EXTRACTED ENTRIES ::
++++++++++
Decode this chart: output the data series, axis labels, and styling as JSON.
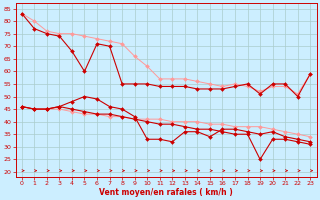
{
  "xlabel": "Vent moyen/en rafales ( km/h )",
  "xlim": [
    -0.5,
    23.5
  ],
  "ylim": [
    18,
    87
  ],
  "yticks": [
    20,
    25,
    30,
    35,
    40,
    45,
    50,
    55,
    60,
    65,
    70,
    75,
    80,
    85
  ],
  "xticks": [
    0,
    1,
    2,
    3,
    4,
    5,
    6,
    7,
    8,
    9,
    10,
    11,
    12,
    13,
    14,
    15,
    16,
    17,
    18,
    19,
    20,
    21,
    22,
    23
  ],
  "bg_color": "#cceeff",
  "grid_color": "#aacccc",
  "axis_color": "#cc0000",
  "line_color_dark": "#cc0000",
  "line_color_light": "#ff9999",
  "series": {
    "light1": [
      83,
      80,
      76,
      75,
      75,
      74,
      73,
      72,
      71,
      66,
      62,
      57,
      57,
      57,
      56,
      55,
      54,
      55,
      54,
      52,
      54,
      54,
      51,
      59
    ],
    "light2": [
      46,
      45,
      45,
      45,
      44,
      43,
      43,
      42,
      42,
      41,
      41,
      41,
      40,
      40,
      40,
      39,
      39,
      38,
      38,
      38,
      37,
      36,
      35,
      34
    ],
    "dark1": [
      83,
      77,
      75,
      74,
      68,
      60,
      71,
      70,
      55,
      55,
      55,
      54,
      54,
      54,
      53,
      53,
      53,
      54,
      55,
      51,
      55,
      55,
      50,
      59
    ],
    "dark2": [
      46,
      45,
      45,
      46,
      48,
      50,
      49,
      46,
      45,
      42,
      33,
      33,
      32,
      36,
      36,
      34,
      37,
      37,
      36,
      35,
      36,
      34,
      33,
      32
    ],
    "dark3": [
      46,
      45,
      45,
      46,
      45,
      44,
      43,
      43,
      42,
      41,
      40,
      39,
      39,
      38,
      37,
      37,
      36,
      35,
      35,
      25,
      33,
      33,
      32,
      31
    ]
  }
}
++++++++++
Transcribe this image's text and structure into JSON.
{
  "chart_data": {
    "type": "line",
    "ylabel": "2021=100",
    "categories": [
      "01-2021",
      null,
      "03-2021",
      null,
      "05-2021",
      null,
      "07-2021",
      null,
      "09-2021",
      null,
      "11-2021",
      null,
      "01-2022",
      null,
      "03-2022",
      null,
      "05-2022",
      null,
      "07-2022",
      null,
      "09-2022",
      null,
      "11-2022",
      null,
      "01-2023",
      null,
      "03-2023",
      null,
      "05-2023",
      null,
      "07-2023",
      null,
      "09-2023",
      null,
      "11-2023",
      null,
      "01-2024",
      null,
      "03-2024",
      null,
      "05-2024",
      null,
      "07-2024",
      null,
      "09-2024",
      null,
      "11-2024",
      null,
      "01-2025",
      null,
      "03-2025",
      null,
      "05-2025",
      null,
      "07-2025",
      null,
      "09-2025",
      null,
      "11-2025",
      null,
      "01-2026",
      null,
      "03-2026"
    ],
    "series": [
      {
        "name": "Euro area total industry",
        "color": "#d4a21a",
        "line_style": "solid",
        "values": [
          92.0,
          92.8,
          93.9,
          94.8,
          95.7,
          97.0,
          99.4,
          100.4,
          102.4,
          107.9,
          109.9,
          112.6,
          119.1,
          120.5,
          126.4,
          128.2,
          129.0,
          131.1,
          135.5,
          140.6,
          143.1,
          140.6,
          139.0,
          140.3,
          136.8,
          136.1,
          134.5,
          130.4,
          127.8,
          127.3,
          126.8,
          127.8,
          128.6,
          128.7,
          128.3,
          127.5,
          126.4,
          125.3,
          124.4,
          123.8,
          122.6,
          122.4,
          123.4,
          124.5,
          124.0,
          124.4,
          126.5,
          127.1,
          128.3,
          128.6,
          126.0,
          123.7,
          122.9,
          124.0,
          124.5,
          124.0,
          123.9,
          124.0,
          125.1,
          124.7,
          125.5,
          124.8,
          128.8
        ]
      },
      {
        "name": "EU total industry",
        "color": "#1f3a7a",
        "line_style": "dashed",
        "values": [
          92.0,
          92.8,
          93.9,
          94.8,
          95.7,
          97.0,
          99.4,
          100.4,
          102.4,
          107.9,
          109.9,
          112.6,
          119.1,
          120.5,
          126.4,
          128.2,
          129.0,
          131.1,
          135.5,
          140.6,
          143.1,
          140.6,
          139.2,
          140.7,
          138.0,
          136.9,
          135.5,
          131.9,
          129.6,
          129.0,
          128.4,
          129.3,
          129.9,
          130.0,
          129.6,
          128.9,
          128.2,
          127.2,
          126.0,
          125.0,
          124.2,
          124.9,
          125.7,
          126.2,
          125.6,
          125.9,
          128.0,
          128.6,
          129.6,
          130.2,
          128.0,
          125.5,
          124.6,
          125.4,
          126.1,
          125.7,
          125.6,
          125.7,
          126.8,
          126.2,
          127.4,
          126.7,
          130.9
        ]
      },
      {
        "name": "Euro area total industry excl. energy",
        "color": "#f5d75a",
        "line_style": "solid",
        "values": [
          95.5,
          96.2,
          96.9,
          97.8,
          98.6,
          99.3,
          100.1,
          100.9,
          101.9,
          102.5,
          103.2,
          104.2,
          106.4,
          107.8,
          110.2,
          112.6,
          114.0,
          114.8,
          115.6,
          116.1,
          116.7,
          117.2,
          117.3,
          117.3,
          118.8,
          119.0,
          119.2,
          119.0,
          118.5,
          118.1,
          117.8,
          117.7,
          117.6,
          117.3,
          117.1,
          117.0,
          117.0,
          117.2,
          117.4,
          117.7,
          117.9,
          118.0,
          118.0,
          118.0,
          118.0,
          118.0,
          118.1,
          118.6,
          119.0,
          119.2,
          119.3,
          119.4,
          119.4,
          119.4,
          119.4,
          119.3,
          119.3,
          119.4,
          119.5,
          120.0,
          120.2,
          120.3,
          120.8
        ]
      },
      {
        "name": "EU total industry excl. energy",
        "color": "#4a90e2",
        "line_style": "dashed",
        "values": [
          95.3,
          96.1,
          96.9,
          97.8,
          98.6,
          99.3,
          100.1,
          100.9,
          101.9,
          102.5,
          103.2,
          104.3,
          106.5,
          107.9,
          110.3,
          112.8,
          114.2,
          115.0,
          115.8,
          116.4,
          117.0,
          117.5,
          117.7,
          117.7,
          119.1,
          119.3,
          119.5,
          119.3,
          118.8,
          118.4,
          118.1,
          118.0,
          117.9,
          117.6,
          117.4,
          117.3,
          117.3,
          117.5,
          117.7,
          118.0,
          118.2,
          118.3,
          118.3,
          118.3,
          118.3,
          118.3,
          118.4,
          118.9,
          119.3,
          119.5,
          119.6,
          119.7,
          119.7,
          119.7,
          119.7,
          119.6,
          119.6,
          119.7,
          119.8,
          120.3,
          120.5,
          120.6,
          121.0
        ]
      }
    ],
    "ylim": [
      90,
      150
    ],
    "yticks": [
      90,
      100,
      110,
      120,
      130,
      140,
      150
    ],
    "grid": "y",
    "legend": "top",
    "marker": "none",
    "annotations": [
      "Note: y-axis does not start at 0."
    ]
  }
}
++++++++++
WHAT IS NEEDED :: Track down every line with the word "area" and copy it.

COMPLETE RESPONSE ::
        "name": "Euro area total industry",
        "name": "Euro area total industry excl. energy",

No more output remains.